* _Dataset records_:
◆ ◆ ◆ ◆ ◆ ◆ ◆
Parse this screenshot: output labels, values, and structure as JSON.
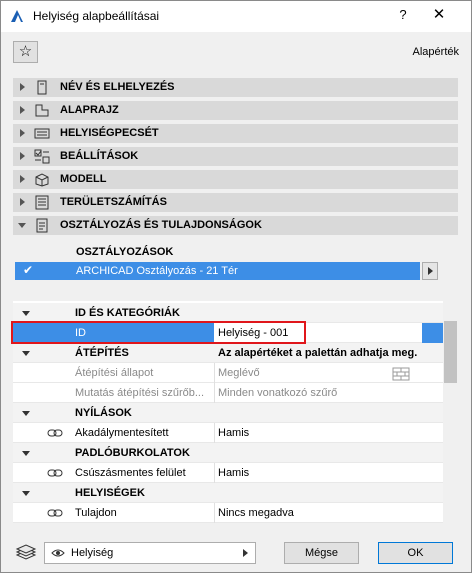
{
  "window": {
    "title": "Helyiség alapbeállításai",
    "help_label": "?",
    "close_label": "✕"
  },
  "toolbar": {
    "favorites_icon": "star-icon",
    "preset_label": "Alapérték"
  },
  "panels": [
    {
      "label": "NÉV ÉS ELHELYEZÉS",
      "icon": "name-position-icon",
      "expanded": false
    },
    {
      "label": "ALAPRAJZ",
      "icon": "floor-plan-icon",
      "expanded": false
    },
    {
      "label": "HELYISÉGPECSÉT",
      "icon": "zone-stamp-icon",
      "expanded": false
    },
    {
      "label": "BEÁLLÍTÁSOK",
      "icon": "settings-icon",
      "expanded": false
    },
    {
      "label": "MODELL",
      "icon": "model-icon",
      "expanded": false
    },
    {
      "label": "TERÜLETSZÁMÍTÁS",
      "icon": "area-calculation-icon",
      "expanded": false
    },
    {
      "label": "OSZTÁLYOZÁS ÉS TULAJDONSÁGOK",
      "icon": "classification-icon",
      "expanded": true
    }
  ],
  "classification": {
    "header": "OSZTÁLYOZÁSOK",
    "row_text": "ARCHICAD Osztályozás - 21 Tér",
    "checked": true
  },
  "properties": {
    "rows": [
      {
        "type": "group",
        "name": "ID ÉS KATEGÓRIÁK",
        "value": ""
      },
      {
        "type": "prop",
        "name": "ID",
        "value": "Helyiség - 001",
        "selected": true
      },
      {
        "type": "group",
        "name": "ÁTÉPÍTÉS",
        "value": "Az alapértéket a palettán adhatja meg."
      },
      {
        "type": "prop",
        "name": "Átépítési állapot",
        "value": "Meglévő",
        "muted": true
      },
      {
        "type": "prop",
        "name": "Mutatás átépítési szűrőb...",
        "value": "Minden vonatkozó szűrő",
        "muted": true
      },
      {
        "type": "group",
        "name": "NYÍLÁSOK",
        "value": ""
      },
      {
        "type": "prop",
        "name": "Akadálymentesített",
        "value": "Hamis",
        "linked": true
      },
      {
        "type": "group",
        "name": "PADLÓBURKOLATOK",
        "value": ""
      },
      {
        "type": "prop",
        "name": "Csúszásmentes felület",
        "value": "Hamis",
        "linked": true
      },
      {
        "type": "group",
        "name": "HELYISÉGEK",
        "value": ""
      },
      {
        "type": "prop",
        "name": "Tulajdon",
        "value": "Nincs megadva",
        "linked": true
      }
    ]
  },
  "footer": {
    "layer_value": "Helyiség",
    "cancel_label": "Mégse",
    "ok_label": "OK"
  },
  "colors": {
    "selection": "#3d8ee6",
    "highlight_box": "#e0161b"
  }
}
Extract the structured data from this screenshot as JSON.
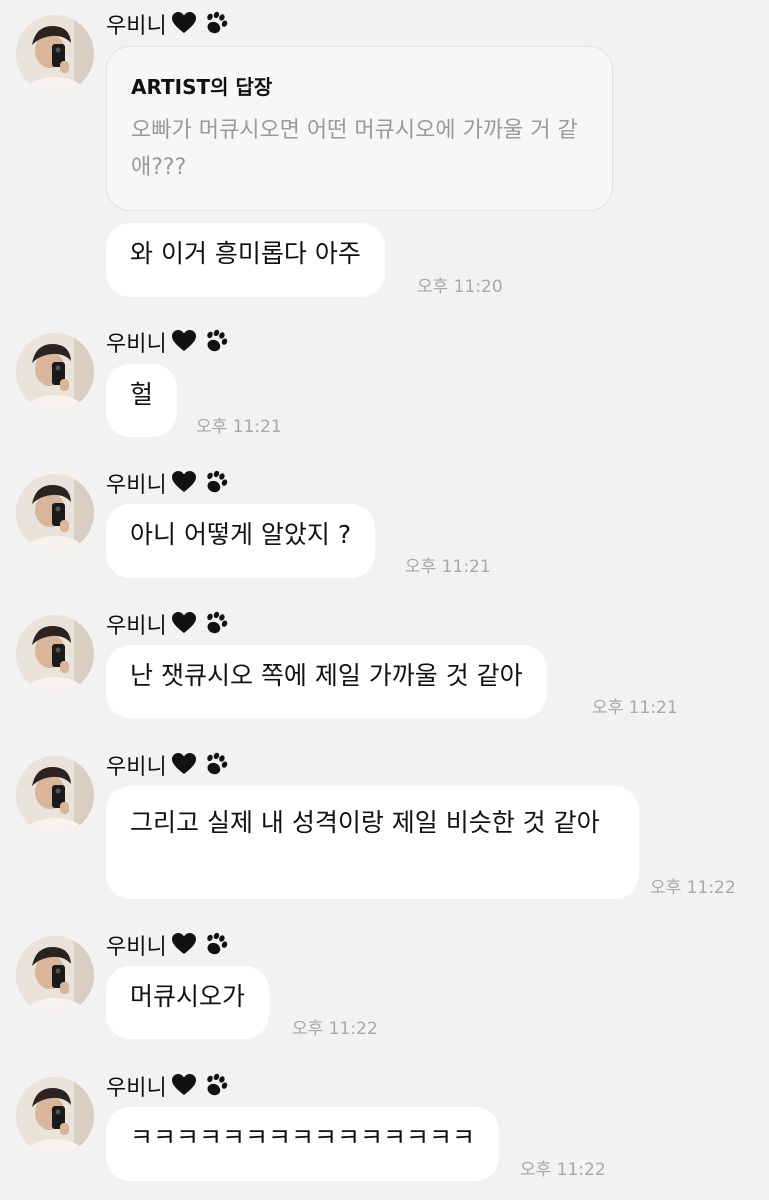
{
  "sender": {
    "name": "우비니"
  },
  "reply": {
    "title": "ARTIST의 답장",
    "text": "오빠가 머큐시오면 어떤 머큐시오에 가까울 거 같애???"
  },
  "messages": [
    {
      "text": "와 이거 흥미롭다 아주",
      "time": "오후 11:20"
    },
    {
      "text": "헐",
      "time": "오후 11:21"
    },
    {
      "text": "아니 어떻게 알았지 ?",
      "time": "오후 11:21"
    },
    {
      "text": "난 잿큐시오 쪽에 제일 가까울 것 같아",
      "time": "오후 11:21"
    },
    {
      "text": "그리고 실제 내 성격이랑 제일 비슷한 것 같아",
      "time": "오후 11:22"
    },
    {
      "text": "머큐시오가",
      "time": "오후 11:22"
    },
    {
      "text": "ㅋㅋㅋㅋㅋㅋㅋㅋㅋㅋㅋㅋㅋㅋㅋ",
      "time": "오후 11:22"
    }
  ]
}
◆ ◆ ◆ ◆ ◆ ◆ ◆
Repeat the listing verbatim. Skip the pictures.

Parse this screenshot: output labels, values, and structure as JSON.
{
  "window": {
    "title": "Helyiség alapbeállításai",
    "help_label": "?",
    "close_label": "✕"
  },
  "toolbar": {
    "favorites_icon": "star-icon",
    "preset_label": "Alapérték"
  },
  "panels": [
    {
      "label": "NÉV ÉS ELHELYEZÉS",
      "icon": "name-position-icon",
      "expanded": false
    },
    {
      "label": "ALAPRAJZ",
      "icon": "floor-plan-icon",
      "expanded": false
    },
    {
      "label": "HELYISÉGPECSÉT",
      "icon": "zone-stamp-icon",
      "expanded": false
    },
    {
      "label": "BEÁLLÍTÁSOK",
      "icon": "settings-icon",
      "expanded": false
    },
    {
      "label": "MODELL",
      "icon": "model-icon",
      "expanded": false
    },
    {
      "label": "TERÜLETSZÁMÍTÁS",
      "icon": "area-calculation-icon",
      "expanded": false
    },
    {
      "label": "OSZTÁLYOZÁS ÉS TULAJDONSÁGOK",
      "icon": "classification-icon",
      "expanded": true
    }
  ],
  "classification": {
    "header": "OSZTÁLYOZÁSOK",
    "row_text": "ARCHICAD Osztályozás - 21 Tér",
    "checked": true
  },
  "properties": {
    "rows": [
      {
        "type": "group",
        "name": "ID ÉS KATEGÓRIÁK",
        "value": ""
      },
      {
        "type": "prop",
        "name": "ID",
        "value": "Helyiség - 001",
        "selected": true
      },
      {
        "type": "group",
        "name": "ÁTÉPÍTÉS",
        "value": "Az alapértéket a palettán adhatja meg."
      },
      {
        "type": "prop",
        "name": "Átépítési állapot",
        "value": "Meglévő",
        "muted": true
      },
      {
        "type": "prop",
        "name": "Mutatás átépítési szűrőb...",
        "value": "Minden vonatkozó szűrő",
        "muted": true
      },
      {
        "type": "group",
        "name": "NYÍLÁSOK",
        "value": ""
      },
      {
        "type": "prop",
        "name": "Akadálymentesített",
        "value": "Hamis",
        "linked": true
      },
      {
        "type": "group",
        "name": "PADLÓBURKOLATOK",
        "value": ""
      },
      {
        "type": "prop",
        "name": "Csúszásmentes felület",
        "value": "Hamis",
        "linked": true
      },
      {
        "type": "group",
        "name": "HELYISÉGEK",
        "value": ""
      },
      {
        "type": "prop",
        "name": "Tulajdon",
        "value": "Nincs megadva",
        "linked": true
      }
    ]
  },
  "footer": {
    "layer_value": "Helyiség",
    "cancel_label": "Mégse",
    "ok_label": "OK"
  },
  "colors": {
    "selection": "#3d8ee6",
    "highlight_box": "#e0161b"
  }
}
Extract the structured data from this screenshot as JSON.
{
  "sender": {
    "name": "우비니"
  },
  "reply": {
    "title": "ARTIST의 답장",
    "text": "오빠가 머큐시오면 어떤 머큐시오에 가까울 거 같애???"
  },
  "messages": [
    {
      "text": "와 이거 흥미롭다 아주",
      "time": "오후 11:20"
    },
    {
      "text": "헐",
      "time": "오후 11:21"
    },
    {
      "text": "아니 어떻게 알았지 ?",
      "time": "오후 11:21"
    },
    {
      "text": "난 잿큐시오 쪽에 제일 가까울 것 같아",
      "time": "오후 11:21"
    },
    {
      "text": "그리고 실제 내 성격이랑 제일 비슷한 것 같아",
      "time": "오후 11:22"
    },
    {
      "text": "머큐시오가",
      "time": "오후 11:22"
    },
    {
      "text": "ㅋㅋㅋㅋㅋㅋㅋㅋㅋㅋㅋㅋㅋㅋㅋ",
      "time": "오후 11:22"
    }
  ]
}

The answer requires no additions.